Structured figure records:
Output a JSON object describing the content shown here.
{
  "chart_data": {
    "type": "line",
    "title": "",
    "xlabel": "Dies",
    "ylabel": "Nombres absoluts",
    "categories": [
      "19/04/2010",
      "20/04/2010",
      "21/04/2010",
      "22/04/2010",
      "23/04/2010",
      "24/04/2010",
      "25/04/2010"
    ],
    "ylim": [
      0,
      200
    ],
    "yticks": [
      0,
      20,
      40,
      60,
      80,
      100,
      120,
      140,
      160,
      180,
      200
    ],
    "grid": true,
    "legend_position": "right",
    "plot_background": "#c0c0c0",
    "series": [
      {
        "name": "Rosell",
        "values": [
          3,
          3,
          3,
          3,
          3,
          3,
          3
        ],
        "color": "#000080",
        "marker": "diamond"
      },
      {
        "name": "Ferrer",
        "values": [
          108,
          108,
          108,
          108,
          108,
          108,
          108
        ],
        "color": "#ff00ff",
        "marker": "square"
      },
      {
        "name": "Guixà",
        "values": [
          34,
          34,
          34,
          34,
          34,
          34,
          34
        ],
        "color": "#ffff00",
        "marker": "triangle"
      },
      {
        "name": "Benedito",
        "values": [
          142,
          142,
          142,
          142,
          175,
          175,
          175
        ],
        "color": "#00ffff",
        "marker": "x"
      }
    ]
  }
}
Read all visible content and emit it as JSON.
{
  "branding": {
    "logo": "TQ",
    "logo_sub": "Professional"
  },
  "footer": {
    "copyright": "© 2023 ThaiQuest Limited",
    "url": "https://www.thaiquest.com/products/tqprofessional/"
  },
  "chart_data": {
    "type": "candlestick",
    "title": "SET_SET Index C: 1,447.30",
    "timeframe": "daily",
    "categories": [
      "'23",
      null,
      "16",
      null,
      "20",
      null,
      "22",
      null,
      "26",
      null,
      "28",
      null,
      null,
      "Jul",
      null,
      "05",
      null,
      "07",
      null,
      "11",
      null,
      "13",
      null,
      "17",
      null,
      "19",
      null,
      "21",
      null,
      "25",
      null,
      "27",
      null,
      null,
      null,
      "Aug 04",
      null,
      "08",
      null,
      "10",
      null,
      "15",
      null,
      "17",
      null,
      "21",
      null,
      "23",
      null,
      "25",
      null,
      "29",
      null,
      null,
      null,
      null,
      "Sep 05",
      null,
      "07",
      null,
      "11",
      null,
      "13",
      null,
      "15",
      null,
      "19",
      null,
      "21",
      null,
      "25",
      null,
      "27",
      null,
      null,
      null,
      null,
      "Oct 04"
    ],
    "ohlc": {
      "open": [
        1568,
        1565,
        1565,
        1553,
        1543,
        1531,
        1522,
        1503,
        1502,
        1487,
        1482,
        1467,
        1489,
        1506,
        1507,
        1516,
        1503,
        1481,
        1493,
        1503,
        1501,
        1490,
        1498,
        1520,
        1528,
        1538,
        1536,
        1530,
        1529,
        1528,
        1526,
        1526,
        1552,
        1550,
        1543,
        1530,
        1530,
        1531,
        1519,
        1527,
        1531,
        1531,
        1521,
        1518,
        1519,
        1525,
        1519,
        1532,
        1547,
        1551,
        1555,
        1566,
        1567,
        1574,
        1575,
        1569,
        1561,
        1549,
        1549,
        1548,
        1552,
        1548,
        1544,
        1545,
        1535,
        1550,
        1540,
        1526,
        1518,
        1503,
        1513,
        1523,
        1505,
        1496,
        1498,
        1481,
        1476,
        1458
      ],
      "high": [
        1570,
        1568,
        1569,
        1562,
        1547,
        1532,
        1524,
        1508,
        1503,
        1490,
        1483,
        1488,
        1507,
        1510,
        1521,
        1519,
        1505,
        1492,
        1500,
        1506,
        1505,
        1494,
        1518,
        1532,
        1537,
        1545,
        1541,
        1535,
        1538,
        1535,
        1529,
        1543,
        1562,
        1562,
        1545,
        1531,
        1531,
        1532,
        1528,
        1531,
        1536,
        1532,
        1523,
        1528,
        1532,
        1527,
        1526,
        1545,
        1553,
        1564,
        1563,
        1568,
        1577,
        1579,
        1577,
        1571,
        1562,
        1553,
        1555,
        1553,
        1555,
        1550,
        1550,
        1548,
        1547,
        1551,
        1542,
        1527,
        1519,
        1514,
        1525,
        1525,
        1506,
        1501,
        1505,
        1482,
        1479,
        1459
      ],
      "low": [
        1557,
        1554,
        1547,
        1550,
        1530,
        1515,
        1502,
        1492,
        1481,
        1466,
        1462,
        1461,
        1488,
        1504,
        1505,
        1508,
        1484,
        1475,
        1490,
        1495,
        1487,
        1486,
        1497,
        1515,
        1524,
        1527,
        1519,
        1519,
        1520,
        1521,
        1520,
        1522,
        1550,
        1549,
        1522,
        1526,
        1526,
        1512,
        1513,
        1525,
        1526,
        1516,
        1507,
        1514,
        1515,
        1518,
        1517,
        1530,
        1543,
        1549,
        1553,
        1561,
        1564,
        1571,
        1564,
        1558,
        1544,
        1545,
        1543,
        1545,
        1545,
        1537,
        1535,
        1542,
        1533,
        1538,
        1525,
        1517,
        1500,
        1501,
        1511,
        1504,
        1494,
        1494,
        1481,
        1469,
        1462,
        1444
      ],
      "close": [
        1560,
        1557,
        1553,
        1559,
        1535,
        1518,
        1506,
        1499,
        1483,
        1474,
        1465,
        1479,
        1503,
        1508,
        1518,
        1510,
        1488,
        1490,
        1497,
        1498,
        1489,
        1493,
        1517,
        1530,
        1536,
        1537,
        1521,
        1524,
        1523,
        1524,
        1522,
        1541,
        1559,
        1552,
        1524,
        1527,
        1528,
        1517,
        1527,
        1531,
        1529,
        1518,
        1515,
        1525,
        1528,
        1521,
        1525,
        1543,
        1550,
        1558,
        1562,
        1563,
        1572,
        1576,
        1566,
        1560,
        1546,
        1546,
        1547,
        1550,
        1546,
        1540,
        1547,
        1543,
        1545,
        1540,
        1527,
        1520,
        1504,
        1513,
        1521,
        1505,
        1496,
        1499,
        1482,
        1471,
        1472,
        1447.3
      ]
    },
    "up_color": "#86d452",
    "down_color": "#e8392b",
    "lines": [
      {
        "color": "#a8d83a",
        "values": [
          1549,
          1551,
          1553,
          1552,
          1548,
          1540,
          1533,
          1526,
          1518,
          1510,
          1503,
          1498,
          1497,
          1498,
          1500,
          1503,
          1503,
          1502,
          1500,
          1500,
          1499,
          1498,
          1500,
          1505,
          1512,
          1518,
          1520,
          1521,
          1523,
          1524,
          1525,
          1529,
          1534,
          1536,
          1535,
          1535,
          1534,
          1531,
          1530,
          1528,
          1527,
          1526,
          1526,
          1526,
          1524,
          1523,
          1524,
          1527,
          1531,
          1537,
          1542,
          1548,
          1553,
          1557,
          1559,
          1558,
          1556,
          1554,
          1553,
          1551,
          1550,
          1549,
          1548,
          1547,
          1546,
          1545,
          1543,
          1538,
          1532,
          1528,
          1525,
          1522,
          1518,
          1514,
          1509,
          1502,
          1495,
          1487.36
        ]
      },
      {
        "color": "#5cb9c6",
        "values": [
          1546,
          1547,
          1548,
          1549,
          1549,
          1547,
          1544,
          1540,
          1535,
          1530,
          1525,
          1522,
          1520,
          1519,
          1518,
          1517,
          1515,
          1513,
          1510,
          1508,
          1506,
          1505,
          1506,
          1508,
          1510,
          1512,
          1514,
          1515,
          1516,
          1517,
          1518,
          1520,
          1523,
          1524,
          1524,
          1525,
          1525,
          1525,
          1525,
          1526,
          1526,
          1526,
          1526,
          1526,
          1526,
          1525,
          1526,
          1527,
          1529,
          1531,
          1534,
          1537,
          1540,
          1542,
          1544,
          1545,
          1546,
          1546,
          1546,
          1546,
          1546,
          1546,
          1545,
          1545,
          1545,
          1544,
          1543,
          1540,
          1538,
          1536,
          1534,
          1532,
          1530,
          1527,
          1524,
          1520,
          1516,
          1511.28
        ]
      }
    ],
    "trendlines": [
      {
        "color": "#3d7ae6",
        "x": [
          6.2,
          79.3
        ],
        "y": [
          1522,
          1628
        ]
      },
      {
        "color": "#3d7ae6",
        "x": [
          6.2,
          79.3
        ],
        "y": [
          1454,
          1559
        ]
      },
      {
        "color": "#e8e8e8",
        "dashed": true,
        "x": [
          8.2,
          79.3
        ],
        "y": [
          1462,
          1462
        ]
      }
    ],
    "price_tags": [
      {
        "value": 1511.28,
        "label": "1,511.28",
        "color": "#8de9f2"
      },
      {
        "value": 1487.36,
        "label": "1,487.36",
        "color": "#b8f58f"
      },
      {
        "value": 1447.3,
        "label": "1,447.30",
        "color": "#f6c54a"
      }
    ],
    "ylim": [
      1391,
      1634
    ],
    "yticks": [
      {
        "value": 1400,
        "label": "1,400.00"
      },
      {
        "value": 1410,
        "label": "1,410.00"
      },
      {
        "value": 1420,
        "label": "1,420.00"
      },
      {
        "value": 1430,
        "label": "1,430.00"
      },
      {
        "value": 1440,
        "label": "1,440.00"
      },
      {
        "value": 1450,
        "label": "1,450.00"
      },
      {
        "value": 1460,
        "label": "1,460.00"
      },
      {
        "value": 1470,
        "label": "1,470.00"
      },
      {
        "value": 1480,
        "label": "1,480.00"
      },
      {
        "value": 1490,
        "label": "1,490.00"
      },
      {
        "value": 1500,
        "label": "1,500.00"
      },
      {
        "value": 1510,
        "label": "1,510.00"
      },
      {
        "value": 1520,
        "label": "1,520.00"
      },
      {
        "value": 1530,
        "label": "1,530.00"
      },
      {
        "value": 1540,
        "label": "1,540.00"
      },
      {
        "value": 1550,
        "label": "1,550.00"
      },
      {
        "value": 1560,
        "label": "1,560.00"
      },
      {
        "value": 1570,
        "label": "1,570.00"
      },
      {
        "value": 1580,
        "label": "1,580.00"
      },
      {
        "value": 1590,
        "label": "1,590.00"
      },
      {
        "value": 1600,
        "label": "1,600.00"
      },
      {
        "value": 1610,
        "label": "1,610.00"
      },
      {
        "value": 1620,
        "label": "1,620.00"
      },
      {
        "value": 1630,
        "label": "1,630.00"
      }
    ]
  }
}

WHAT YOU ARE ASKED TO DO: Copy each line above that contains the string "name".

TASK ANSWER:
        "name": "Rosell",
        "name": "Ferrer",
        "name": "Guixà",
        "name": "Benedito",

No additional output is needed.